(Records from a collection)
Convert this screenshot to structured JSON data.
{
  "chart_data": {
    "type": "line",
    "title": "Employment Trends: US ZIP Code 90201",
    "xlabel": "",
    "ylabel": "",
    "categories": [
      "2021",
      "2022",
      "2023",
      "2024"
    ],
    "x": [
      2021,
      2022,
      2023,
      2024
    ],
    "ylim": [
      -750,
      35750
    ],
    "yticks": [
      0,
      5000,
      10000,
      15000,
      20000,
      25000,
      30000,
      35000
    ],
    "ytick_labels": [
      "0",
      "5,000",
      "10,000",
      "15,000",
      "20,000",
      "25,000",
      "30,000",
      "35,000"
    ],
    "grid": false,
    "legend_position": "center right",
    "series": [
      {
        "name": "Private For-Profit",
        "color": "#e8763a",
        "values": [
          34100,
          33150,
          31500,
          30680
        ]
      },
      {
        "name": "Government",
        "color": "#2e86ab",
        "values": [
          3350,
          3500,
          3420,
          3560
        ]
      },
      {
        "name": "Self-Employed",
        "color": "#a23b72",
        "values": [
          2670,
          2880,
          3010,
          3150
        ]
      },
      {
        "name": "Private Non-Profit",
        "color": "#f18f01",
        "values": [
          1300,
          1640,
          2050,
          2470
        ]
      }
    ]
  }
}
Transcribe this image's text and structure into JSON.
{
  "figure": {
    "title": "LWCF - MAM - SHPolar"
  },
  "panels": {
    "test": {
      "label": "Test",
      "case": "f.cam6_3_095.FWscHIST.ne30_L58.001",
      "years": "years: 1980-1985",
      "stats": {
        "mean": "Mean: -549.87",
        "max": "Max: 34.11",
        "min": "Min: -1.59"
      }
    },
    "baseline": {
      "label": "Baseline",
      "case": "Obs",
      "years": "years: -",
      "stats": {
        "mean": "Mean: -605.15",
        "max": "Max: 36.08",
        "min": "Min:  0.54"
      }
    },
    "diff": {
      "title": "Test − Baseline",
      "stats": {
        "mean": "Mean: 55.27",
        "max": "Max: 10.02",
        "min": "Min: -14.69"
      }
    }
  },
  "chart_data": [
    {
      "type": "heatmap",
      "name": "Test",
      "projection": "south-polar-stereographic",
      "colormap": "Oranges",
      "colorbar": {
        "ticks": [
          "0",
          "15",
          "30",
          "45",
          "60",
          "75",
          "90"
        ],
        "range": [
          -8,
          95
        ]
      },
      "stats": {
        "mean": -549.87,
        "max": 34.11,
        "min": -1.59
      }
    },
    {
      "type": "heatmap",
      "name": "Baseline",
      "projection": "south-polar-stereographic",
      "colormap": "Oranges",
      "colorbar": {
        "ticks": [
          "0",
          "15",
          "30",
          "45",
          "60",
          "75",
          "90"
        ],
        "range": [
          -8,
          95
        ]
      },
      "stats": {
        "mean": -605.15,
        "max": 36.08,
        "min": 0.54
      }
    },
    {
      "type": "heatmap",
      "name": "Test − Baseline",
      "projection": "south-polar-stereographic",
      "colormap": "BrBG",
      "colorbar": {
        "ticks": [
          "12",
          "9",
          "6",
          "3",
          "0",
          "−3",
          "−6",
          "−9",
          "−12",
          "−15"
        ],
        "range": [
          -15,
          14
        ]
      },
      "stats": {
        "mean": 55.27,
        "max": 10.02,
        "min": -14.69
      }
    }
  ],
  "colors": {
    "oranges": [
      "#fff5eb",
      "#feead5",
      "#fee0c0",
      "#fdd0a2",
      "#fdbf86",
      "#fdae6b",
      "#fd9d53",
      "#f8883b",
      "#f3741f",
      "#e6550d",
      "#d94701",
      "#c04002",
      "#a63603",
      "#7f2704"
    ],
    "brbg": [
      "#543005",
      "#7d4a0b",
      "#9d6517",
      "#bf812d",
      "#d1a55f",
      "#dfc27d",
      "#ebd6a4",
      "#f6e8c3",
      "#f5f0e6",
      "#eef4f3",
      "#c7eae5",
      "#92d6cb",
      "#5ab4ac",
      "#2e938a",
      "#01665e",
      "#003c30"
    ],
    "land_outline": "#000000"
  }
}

**What the task asks:** State how many lines include the string "Private". Give no other information.

**Output below:** 2